» Ausgangstext:

<<<<

In der Ukraine wird über den Umgang mit Denkmälern aus der Sowjetzeit gestritten. In Luzk haben Aktivisten die Stadt zum Handeln gezwungen.

Mit Russland brechen: Arbeiter erneuern die Gedenkstätte in Luzk Foto: Juri Konkewitsch

Luzk taz | Wann hat der Zweite Weltkrieg begonnen? Wie bitte? Diese Fragen stellt eins der populärsten Memes, das seit 2014 im ukrainischen Internet herumgeistert. Damals konnte der Journalist Roman Skripin dem pro-russischen Politiker Oleg Zarew nicht den September 1939 entlocken, als die Sowjetunion Ostpolen besetzte – und damit Regionen, die in der heutigen Ukraine liegen. Sein Gegenüber bestand auf dem 22. Juni 1941: Hitlers Angriff auf die Sowjetunion.

„Wann hat der Zweite Weltkrieg begonnen, Herr Bürgermeister?“ Diese Frage stellten Jour­na­lis­t*in­nen im April Igor Polischuk, Stadt­oberhaupt von Luzk, einer Kommune mit 220.000 Einwohnern im Westen der Ukraine an der Grenze zu Polen. Die Me­di­en­ma­che­r*in­nen hatten eine gewisse Trägheit der Ein­woh­ne­r*in­nen von Luzk im Umgang mit der eigenen Geschichte registriert und waren deshalb selbst aktiv geworden. Sie gründeten eine Initiative, um sich für Veränderungen im öffentlichen Raum der Stadt einzusetzen: die Entfernung sowjetischer Symbole an einem Denkmal und die Umbenennung von Straßen.

>>>>

» Zu erledigende Aufgaben:
A: Schreiben Sie aus dem Ausgangstext alles von „Luzk taz | Wann“ bis hin zu „auf die Sowjetunion.“ wortgetreu ab.
B: Fassen Sie den Absatz des Ausgangstextes, der mit „Wann hat der Zweite Weltkrieg begonnen, Herr Bürgermeister?“ beginnt, als kurze Liste seiner wichtigsten Fakten zusammen.
C: Führen Sie den Ausgangstext über den Umgang mit sowjetischen Denkmälern in Luzk nach seinem letzten Satz weiter.
Die Einträge stammen aus einer anderen Quelle als der Ausgangstext.

» Datenübersicht:

<<<<

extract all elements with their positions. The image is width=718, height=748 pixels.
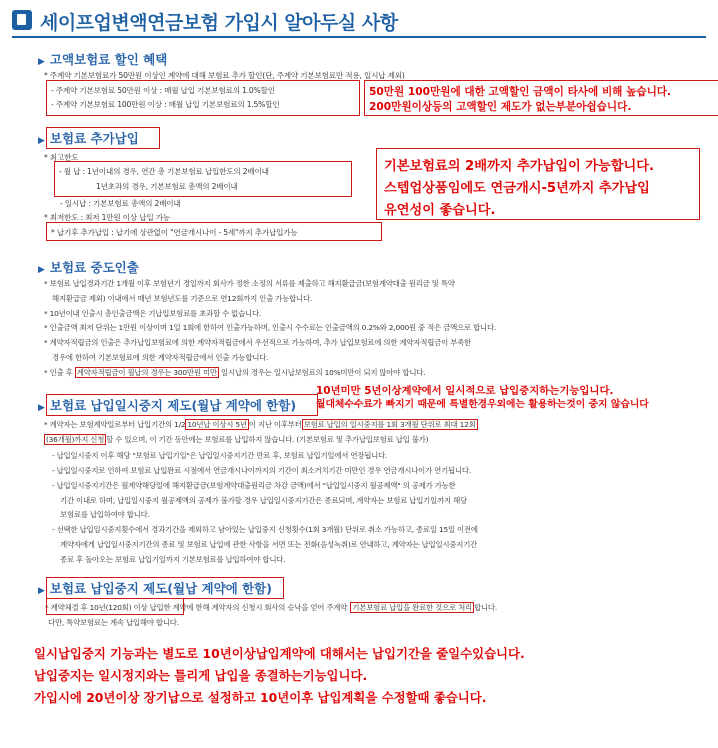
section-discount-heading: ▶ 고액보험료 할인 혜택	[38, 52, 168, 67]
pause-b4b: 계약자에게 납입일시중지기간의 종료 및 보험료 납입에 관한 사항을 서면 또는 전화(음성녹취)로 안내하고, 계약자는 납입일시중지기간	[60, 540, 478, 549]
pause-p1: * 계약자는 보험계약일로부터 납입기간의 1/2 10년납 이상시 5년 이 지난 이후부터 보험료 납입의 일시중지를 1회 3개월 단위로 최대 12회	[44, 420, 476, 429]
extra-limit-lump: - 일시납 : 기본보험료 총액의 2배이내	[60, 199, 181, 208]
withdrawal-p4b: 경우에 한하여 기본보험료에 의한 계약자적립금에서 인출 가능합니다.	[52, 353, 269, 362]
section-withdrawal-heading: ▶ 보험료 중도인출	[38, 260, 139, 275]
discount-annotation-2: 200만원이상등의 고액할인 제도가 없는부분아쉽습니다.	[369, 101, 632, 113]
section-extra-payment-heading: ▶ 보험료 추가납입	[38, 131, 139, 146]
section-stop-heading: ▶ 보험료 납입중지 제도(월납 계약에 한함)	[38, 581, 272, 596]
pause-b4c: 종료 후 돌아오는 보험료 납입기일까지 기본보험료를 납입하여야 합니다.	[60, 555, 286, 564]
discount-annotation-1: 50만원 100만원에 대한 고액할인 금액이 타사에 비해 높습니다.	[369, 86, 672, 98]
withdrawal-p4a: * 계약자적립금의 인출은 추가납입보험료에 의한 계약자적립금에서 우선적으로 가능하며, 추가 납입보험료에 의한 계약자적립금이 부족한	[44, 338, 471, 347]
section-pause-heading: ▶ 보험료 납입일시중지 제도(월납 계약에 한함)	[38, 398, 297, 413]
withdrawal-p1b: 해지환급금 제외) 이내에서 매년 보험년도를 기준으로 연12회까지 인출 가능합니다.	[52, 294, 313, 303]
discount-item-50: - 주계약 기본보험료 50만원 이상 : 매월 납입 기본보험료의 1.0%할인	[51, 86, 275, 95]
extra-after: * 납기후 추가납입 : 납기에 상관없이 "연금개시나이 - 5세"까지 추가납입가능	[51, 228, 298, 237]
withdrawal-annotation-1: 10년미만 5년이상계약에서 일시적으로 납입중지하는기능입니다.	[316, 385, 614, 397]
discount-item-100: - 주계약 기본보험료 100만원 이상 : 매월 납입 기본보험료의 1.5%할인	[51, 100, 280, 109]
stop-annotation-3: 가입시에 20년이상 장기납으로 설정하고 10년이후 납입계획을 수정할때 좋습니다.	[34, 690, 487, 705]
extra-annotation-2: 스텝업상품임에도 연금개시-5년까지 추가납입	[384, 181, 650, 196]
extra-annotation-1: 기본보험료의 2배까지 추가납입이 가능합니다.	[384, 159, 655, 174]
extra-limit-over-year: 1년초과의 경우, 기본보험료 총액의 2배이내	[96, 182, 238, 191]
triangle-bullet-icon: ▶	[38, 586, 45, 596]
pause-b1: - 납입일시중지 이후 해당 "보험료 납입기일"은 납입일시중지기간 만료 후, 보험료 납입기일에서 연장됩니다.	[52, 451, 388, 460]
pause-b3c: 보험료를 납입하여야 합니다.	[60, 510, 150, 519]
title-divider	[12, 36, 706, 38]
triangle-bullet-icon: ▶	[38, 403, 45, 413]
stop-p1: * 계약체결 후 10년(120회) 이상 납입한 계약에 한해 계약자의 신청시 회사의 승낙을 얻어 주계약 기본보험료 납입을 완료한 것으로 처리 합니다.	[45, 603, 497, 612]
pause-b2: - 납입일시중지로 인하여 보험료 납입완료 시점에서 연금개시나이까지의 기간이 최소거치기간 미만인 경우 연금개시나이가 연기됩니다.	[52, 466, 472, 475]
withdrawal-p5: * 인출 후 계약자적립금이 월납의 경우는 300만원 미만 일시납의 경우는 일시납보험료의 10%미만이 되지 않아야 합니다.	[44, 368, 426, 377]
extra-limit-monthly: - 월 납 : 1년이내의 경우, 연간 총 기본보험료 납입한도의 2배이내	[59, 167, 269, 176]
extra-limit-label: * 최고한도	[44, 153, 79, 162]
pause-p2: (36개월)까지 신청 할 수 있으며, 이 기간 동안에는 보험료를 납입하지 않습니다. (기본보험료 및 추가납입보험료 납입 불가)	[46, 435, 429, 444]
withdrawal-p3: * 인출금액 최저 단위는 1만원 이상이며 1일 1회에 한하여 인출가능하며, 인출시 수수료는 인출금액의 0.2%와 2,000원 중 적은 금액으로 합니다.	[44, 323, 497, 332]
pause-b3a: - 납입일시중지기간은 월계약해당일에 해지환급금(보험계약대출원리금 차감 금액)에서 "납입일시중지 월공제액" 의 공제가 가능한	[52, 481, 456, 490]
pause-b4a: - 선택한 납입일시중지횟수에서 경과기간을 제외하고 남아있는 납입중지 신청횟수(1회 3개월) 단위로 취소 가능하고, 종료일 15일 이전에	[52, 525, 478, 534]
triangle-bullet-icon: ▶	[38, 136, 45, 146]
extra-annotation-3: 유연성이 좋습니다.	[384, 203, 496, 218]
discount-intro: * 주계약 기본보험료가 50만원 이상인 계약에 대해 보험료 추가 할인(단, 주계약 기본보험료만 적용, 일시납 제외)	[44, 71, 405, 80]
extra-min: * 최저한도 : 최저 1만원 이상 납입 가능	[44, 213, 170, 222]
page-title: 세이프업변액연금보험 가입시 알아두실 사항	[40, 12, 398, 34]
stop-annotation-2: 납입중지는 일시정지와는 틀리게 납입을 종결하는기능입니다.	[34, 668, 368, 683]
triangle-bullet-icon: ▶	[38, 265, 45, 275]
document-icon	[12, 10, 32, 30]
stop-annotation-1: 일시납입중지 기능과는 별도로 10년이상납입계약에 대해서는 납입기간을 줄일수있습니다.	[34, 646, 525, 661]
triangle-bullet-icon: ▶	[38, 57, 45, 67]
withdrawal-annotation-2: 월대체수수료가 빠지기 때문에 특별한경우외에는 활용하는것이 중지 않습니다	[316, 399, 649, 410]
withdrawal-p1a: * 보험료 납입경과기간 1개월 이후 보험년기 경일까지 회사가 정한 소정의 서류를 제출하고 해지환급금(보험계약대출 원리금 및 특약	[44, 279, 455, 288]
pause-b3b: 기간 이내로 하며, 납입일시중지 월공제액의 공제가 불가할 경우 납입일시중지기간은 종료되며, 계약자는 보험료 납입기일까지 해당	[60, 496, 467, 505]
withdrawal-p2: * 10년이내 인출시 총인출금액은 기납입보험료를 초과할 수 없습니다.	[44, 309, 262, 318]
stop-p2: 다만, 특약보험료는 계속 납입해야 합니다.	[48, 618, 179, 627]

>>>>
<<<<

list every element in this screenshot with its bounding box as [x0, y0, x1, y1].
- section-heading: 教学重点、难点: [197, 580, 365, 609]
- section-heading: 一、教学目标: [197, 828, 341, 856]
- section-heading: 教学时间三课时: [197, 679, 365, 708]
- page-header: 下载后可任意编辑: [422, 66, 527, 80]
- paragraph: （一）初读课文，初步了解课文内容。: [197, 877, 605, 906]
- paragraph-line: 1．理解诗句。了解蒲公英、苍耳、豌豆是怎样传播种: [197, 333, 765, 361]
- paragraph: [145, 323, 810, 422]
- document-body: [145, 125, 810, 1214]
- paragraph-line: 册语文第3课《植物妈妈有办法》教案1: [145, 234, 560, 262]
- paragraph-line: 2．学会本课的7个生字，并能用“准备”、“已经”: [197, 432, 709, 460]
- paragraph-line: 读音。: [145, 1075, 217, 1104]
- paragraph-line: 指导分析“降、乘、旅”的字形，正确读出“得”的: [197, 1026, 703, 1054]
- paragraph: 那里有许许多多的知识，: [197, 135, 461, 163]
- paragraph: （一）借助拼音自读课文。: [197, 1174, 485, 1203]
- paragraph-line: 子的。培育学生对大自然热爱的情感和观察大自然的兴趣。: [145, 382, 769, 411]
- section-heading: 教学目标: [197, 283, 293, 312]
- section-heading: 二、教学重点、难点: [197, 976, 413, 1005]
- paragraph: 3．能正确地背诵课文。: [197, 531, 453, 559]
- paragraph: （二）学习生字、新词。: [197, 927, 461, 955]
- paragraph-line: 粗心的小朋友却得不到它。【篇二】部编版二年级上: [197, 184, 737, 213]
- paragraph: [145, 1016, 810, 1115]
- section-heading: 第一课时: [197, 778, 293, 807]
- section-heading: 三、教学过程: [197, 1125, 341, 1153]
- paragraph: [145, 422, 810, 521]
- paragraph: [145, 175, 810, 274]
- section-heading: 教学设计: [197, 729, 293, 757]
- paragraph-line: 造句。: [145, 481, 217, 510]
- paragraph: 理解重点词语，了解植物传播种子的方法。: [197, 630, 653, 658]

>>>>

» Gelöste Aufgaben:
A:
Luzk taz | Wann hat der Zweite Weltkrieg begonnen? Wie bitte? Diese Fragen stellt eins der populärsten Memes, das seit 2014 im ukrainischen Internet herumgeistert. Damals konnte der Journalist Roman Skripin dem pro-russischen Politiker Oleg Zarew nicht den September 1939 entlocken, als die Sowjetunion Ostpolen besetzte – und damit Regionen, die in der heutigen Ukraine liegen. Sein Gegenüber bestand auf dem 22. Juni 1941: Hitlers Angriff auf die Sowjetunion.

B:
- Im April fragten Journalistinnen und Journalisten Igor Polischuk, den Bürgermeister von Luzk, wann der Zweite Weltkrieg begonnen habe.
- Luzk hat 220.000 Einwohner und liegt im Westen der Ukraine an der Grenze zu Polen.
- Die Medienleute hatten bei den Einwohnern eine gewisse Trägheit im Umgang mit der eigenen Geschichte festgestellt.
- Daraufhin gründeten sie eine Initiative für Veränderungen im öffentlichen Raum der Stadt.
- Die Initiative forderte, sowjetische Symbole an einem Denkmal zu entfernen und Straßen umzubenennen.

C:
In Luzk gab es, wie in der Mehrheit der Städte der Sowjetunion, ein Denkmal für die Toten des Zweiten Weltkrieges. 1977 wurden im Zentrum der Stadt die sterblichen Überreste hunderter sowjetischer Soldaten bestattet. Bemerkenswert daran ist, dass das Denkmal in Luzk auf dem Gelände eines alten polnischen Friedhofs errichtet wurde, wo Tote zu Beginn des 20. Jahrhunderts begraben worden waren. Diese alten Knochen wurden weggeschafft, der Friedhof betoniert und asphaltiert. Darauf wurden Stelen errichtet, ein ewiges Feuer, ein Denkmal für die „Mutter Heimat“ sowie den Unbekannten Soldaten.

Dieses sowjetische Ensemble steht dort bis heute: Kopien von Orden mit Stalin, Lenin und den russischen Kommandeuren Michail Kutusow (1745–1813) und Fjodor Uschakow (1745–1817), Hammer und Sichel und das Datum des Kriegsbeginns – 1941. An dem 20 Meter hohen Obelisken in der Mitte hängt eine vergoldete Kopie des Ehrenordens mit den Umrissen des Kremls.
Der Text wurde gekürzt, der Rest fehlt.